▼
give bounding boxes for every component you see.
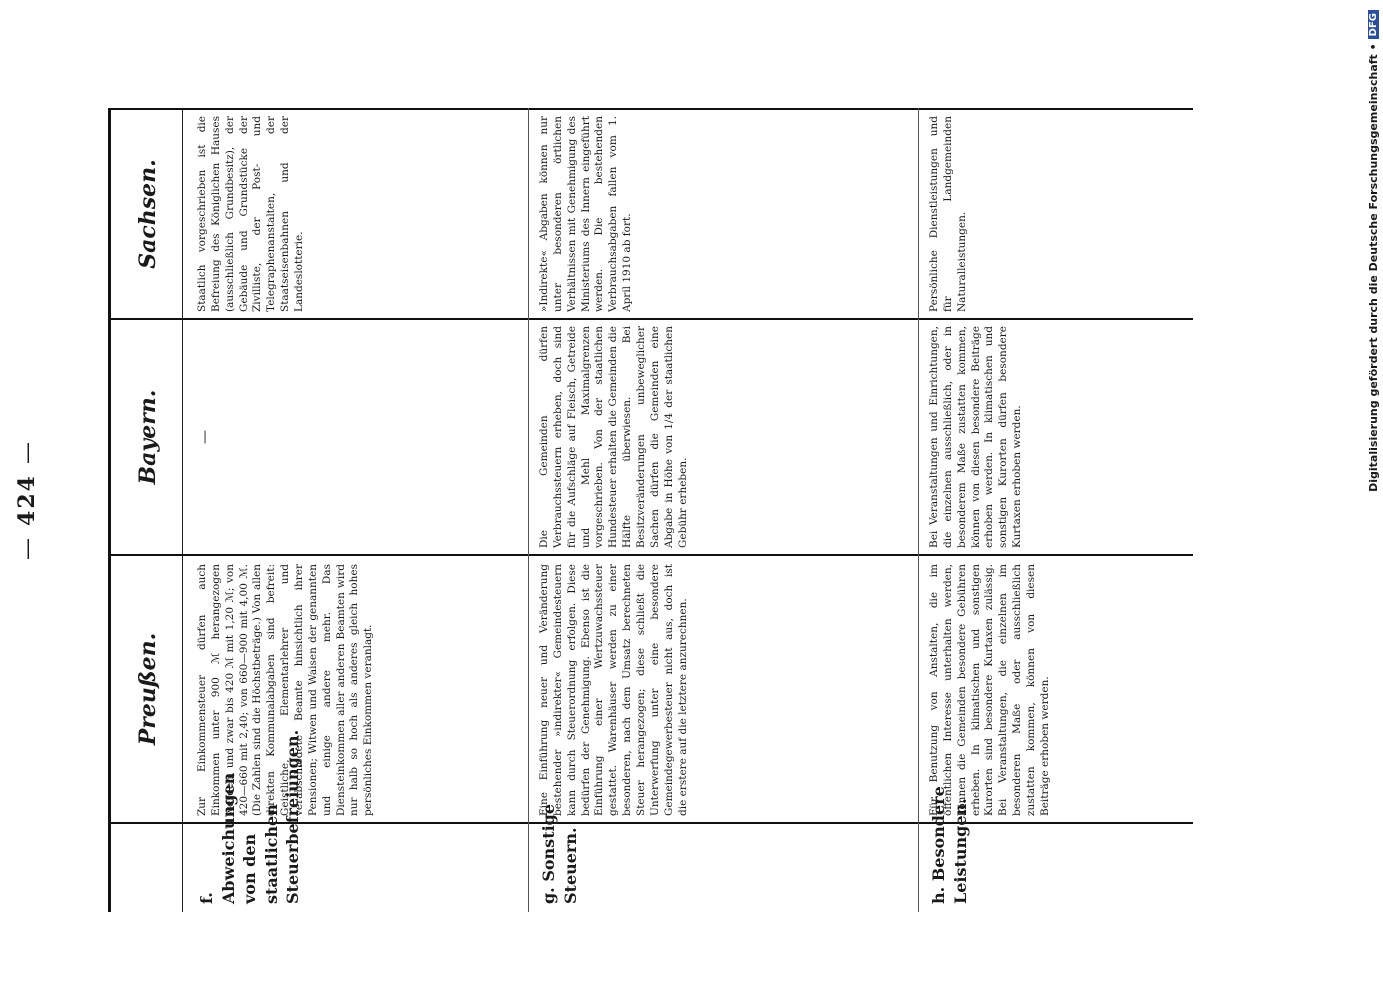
header-bayern: Bayern. bbox=[135, 389, 161, 485]
cell-g-sachsen: »Indirekte« Abgaben können nur unter besonderen örtlichen Verhältnissen mit Genehmigung des Ministeriums des Innern eingeführt werden. Die bestehenden Verbrauchsabgaben fallen vom 1. April 1910 ab fort. bbox=[538, 116, 634, 312]
row-label-h: h. Besondere Leistungen. bbox=[929, 786, 970, 904]
row-label-f: f. Abweichungen von den staatlichen Steuerbefreiungen. bbox=[197, 729, 303, 904]
header-rule bbox=[182, 108, 183, 912]
cell-f-sachsen: Staatlich vorgeschrieben ist die Befreiung des Königlichen Hauses (ausschließlich Grundbesitz), der Gebäude und Grundstücke der Zivilliste, der Post- und Telegraphenanstalten, der Staatseisenbahnen und der Landeslotterie. bbox=[196, 116, 306, 312]
digitization-credit bbox=[1366, 10, 1380, 990]
header-preussen: Preußen. bbox=[135, 632, 161, 746]
cell-h-preussen: Für Benutzung von Anstalten, die im öffentlichen Interesse unterhalten werden, können die Gemeinden besondere Gebühren erheben. In klimatischen und sonstigen Kurorten sind besondere Kurtaxen zulässig. Bei Veranstaltungen, die einzelnen im besonderen Maße oder ausschließlich zustatten kommen, können von diesen Beiträge erhoben werden. bbox=[928, 564, 1051, 816]
cell-h-bayern: Bei Veranstaltungen und Einrichtungen, die einzelnen ausschließlich, oder in besonderem Maße zustatten kommen, können von diesen besondere Beiträge erhoben werden. In klimatischen und sonstigen Kurorten dürfen besondere Kurtaxen erhoben werden. bbox=[928, 326, 1024, 548]
comparison-table bbox=[108, 108, 1193, 912]
cell-f-bayern: — bbox=[197, 430, 213, 444]
row-divider-g bbox=[528, 108, 529, 912]
cell-g-bayern: Die Gemeinden dürfen Verbrauchssteuern erheben, doch sind für die Aufschläge auf Fleisch, Getreide und Mehl Maximalgrenzen vorgeschrieben. Von der staatlichen Hundesteuer erhalten die Gemeinden die Hälfte überwiesen. Bei Besitzveränderungen unbeweglicher Sachen dürfen die Gemeinden eine Abgabe in Höhe von 1/4 der staatlichen Gebühr erheben. bbox=[538, 326, 689, 548]
header-sachsen: Sachsen. bbox=[135, 159, 161, 269]
column-rule-4 bbox=[108, 108, 1193, 110]
cell-h-sachsen: Persönliche Dienstleistungen und für Landgemeinden Naturalleistungen. bbox=[928, 116, 968, 312]
cell-f-preussen: Zur Einkommensteuer dürfen auch Einkommen unter 900 ℳ herangezogen werden, und zwar bis 420 ℳ mit 1,20 ℳ; von 420—660 mit 2,40; von 660—900 mit 4,00 ℳ. (Die Zahlen sind die Höchstbeträge.) Von allen direkten Kommunalabgaben sind befreit: Geistliche, Elementarlehrer und verabschiedete Beamte hinsichtlich ihrer Pensionen; Witwen und Waisen der genannten und einige andere mehr. Das Diensteinkommen aller anderen Beamten wird nur halb so hoch als anderes gleich hohes persönliches Einkommen veranlagt. bbox=[196, 564, 375, 816]
page-number: —424— bbox=[14, 440, 40, 560]
column-rule-2 bbox=[108, 554, 1193, 556]
dfg-logo: DFG bbox=[1368, 10, 1379, 39]
table-top-rule bbox=[108, 108, 111, 912]
cell-g-preussen: Eine Einführung neuer und Veränderung bestehender »indirekter« Gemeindesteuern kann durch Steuerordnung erfolgen. Diese bedürfen der Genehmigung. Ebenso ist die Einführung einer Wertzuwachssteuer gestattet. Warenhäuser werden zu einer besonderen, nach dem Umsatz berechneten Steuer herangezogen; diese schließt die Unterwerfung unter eine besondere Gemeindegewerbesteuer nicht aus, doch ist die erstere auf die letztere anzurechnen. bbox=[538, 564, 689, 816]
credit-text: Digitalisierung gefördert durch die Deutsche Forschungsgemeinschaft • bbox=[1366, 43, 1380, 492]
row-label-g: g. Sonstige Steuern. bbox=[539, 803, 580, 904]
row-divider-h bbox=[918, 108, 919, 912]
column-rule-3 bbox=[108, 318, 1193, 320]
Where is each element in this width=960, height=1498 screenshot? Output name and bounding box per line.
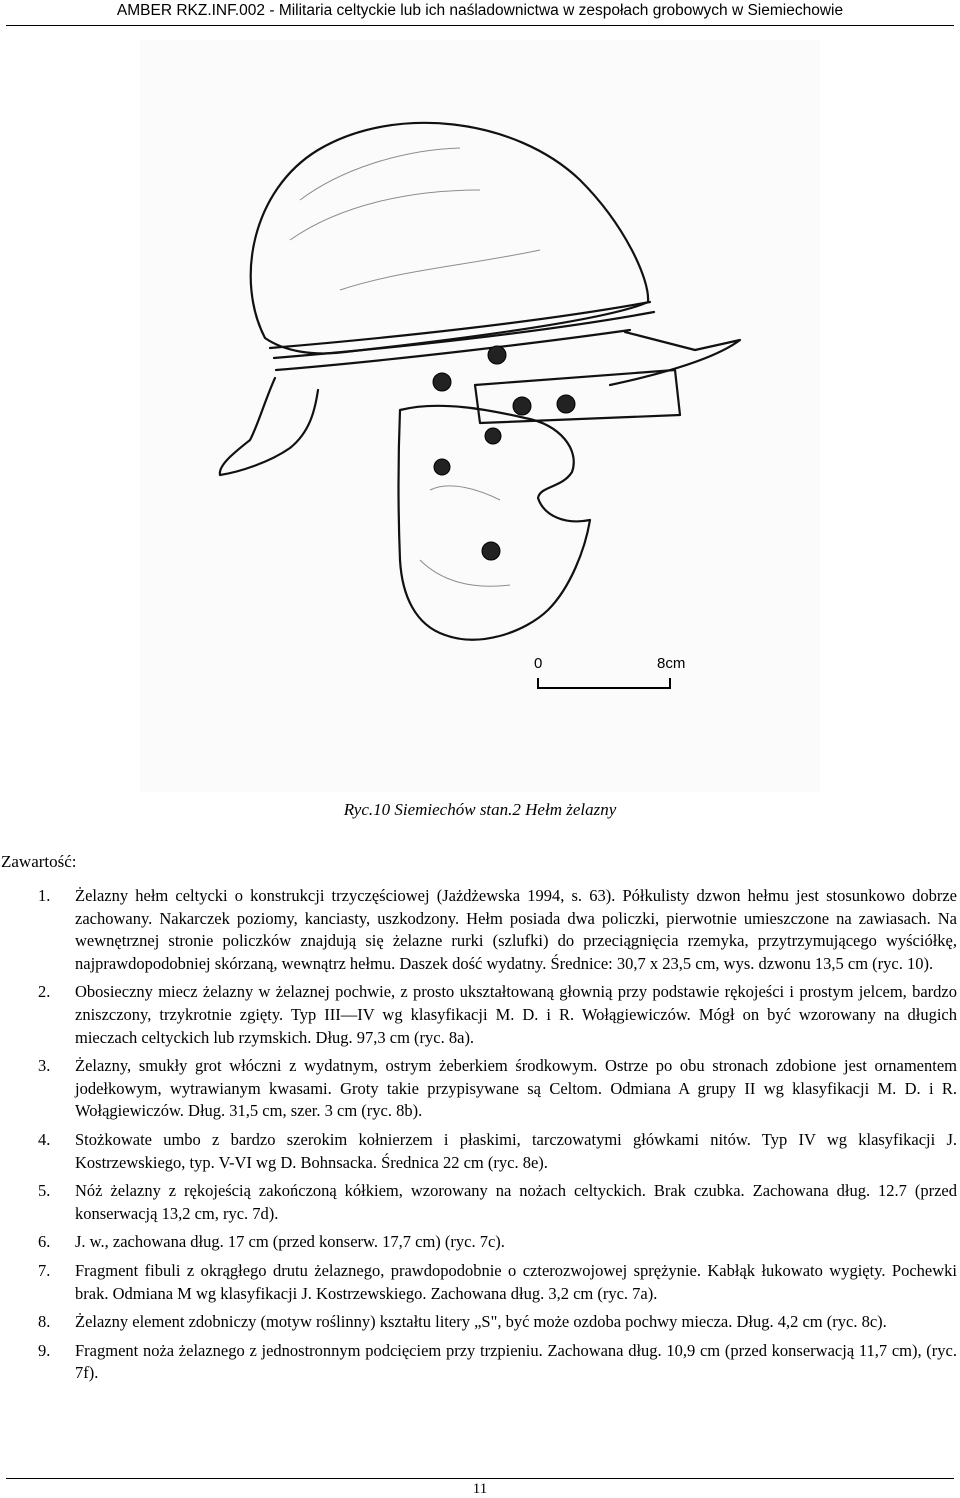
helmet-band bbox=[270, 302, 650, 348]
helmet-figure bbox=[140, 40, 820, 792]
item-text: Fragment noża żelaznego z jednostronnym podcięciem przy trzpieniu. Zachowana dług. 10,9 cm (przed konserwacją 11,7 cm), (ryc. 7f). bbox=[75, 1340, 957, 1383]
page-header bbox=[0, 0, 960, 26]
item-number: 7. bbox=[38, 1260, 51, 1280]
scale-end-label: 8cm bbox=[657, 655, 686, 672]
item-text: Stożkowate umbo z bardzo szerokim kołnierzem i płaskimi, tarczowatymi główkami nitów. Typ IV wg klasyfikacji J. Kostrzewskiego, typ. V-VI wg D. Bohnsacka. Średnica 22 cm (ryc. 8e). bbox=[75, 1129, 957, 1172]
header-title: AMBER RKZ.INF.002 - Militaria celtyckie lub ich naśladownictwa w zespołach grobowych w Siemiechowie bbox=[116, 2, 844, 19]
item-number: 8. bbox=[38, 1312, 51, 1332]
item-text: Fragment fibuli z okrągłego drutu żelaznego, prawdopodobnie o czterozwojowej sprężynie. Kabłąk łukowato wygięty. Pochewki brak. Odmiana M wg klasyfikacji J. Kostrzewskiego. Zachowana dług. 3,2 cm (ryc. 7a). bbox=[75, 1260, 957, 1303]
list-item bbox=[0, 1260, 960, 1305]
list-item bbox=[0, 1340, 960, 1385]
item-number: 5. bbox=[38, 1181, 51, 1201]
helmet-drawing bbox=[140, 40, 820, 792]
item-number: 3. bbox=[38, 1056, 51, 1076]
item-number: 1. bbox=[38, 886, 51, 905]
helmet-hinge-plate bbox=[475, 370, 680, 423]
item-number: 4. bbox=[38, 1129, 51, 1149]
list-item bbox=[0, 1055, 960, 1123]
item-number: 2. bbox=[38, 982, 51, 1002]
item-text: J. w., zachowana dług. 17 cm (przed konserw. 17,7 cm) (ryc. 7c). bbox=[75, 1232, 505, 1252]
item-text: Obosieczny miecz żelazny w żelaznej pochwie, z prosto ukształtowaną głownią przy podstawie rękojeści i prostym jelcem, bardzo zniszczony, trzykrotnie zgięty. Typ III—IV wg klasyfikacji M. D. i R. Wołągiewiczów. Mógł on być wzorowany na długich mieczach celtyckich lub rzymskich. Dług. 97,3 cm (ryc. 8a). bbox=[75, 982, 957, 1047]
contents-list bbox=[0, 885, 960, 1391]
list-item bbox=[0, 1129, 960, 1174]
list-item bbox=[0, 1180, 960, 1225]
list-item bbox=[0, 885, 960, 975]
item-text: Nóż żelazny z rękojeścią zakończoną kółkiem, wzorowany na nożach celtyckich. Brak czubka. Zachowana dług. 12.7 (przed konserwacją 13,2 cm, ryc. 7d). bbox=[75, 1181, 957, 1223]
item-text: Żelazny element zdobniczy (motyw roślinny) kształtu litery „S", być może ozdoba pochwy miecza. Dług. 4,2 cm (ryc. 8c). bbox=[75, 1312, 887, 1332]
figure-caption: Ryc.10 Siemiechów stan.2 Hełm żelazny bbox=[343, 800, 617, 819]
contents-label: Zawartość: bbox=[1, 852, 77, 871]
item-number: 9. bbox=[38, 1340, 51, 1360]
header-rule bbox=[6, 25, 954, 26]
item-text: Żelazny hełm celtycki o konstrukcji trzyczęściowej (Jażdżewska 1994, s. 63). Półkulisty dzwon hełmu jest stosunkowo dobrze zachowany. Nakarczek poziomy, kanciasty, uszkodzony. Hełm posiada dwa policzki, pierwotnie umieszczone na zawiasach. Na wewnętrznej stronie policzków znajdują się żelazne rurki (szlufki) do przeciągnięcia rzemyka, przytrzymującego wyściółkę, najprawdopodobniej skórzaną, wewnątrz hełmu. Daszek dość wydatny. Średnice: 30,7 x 23,5 cm, wys. dzwonu 13,5 cm (ryc. 10). bbox=[75, 886, 957, 973]
footer-rule bbox=[6, 1478, 954, 1479]
page-number: 11 bbox=[472, 1481, 488, 1497]
list-item bbox=[0, 1231, 960, 1254]
item-text: Żelazny, smukły grot włóczni z wydatnym, ostrym żeberkiem środkowym. Ostrze po obu stronach zdobione jest ornamentem jodełkowym, wytrawianym kwasami. Groty takie przypisywane są Celtom. Odmiana A grupy II wg klasyfikacji M. D. i R. Wołągiewiczów. Dług. 31,5 cm, szer. 3 cm (ryc. 8b). bbox=[75, 1056, 957, 1121]
list-item bbox=[0, 1311, 960, 1334]
helmet-dome bbox=[251, 123, 648, 354]
list-item bbox=[0, 981, 960, 1049]
scale-bar bbox=[538, 678, 670, 688]
scale-start-label: 0 bbox=[534, 655, 543, 672]
helmet-neck-guard bbox=[220, 378, 318, 475]
item-number: 6. bbox=[38, 1232, 51, 1252]
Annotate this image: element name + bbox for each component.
▲
What you have to do :: Rename "helmet" to "helm" in everything from the line containing "helmet-band bbox=[270, 302, 650, 348]" down to the line containing "scale-end-label: 8cm bbox=[657, 655, 686, 672]". Return only those lines, with nothing else changed.

Answer ::
helm-band bbox=[270, 302, 650, 348]
helm-figure bbox=[140, 40, 820, 792]
item-text: Fragment noża żelaznego z jednostronnym podcięciem przy trzpieniu. Zachowana dług. 10,9 cm (przed konserwacją 11,7 cm), (ryc. 7f). bbox=[75, 1340, 957, 1383]
page-header bbox=[0, 0, 960, 26]
item-number: 7. bbox=[38, 1260, 51, 1280]
scale-end-label: 8cm bbox=[657, 655, 686, 672]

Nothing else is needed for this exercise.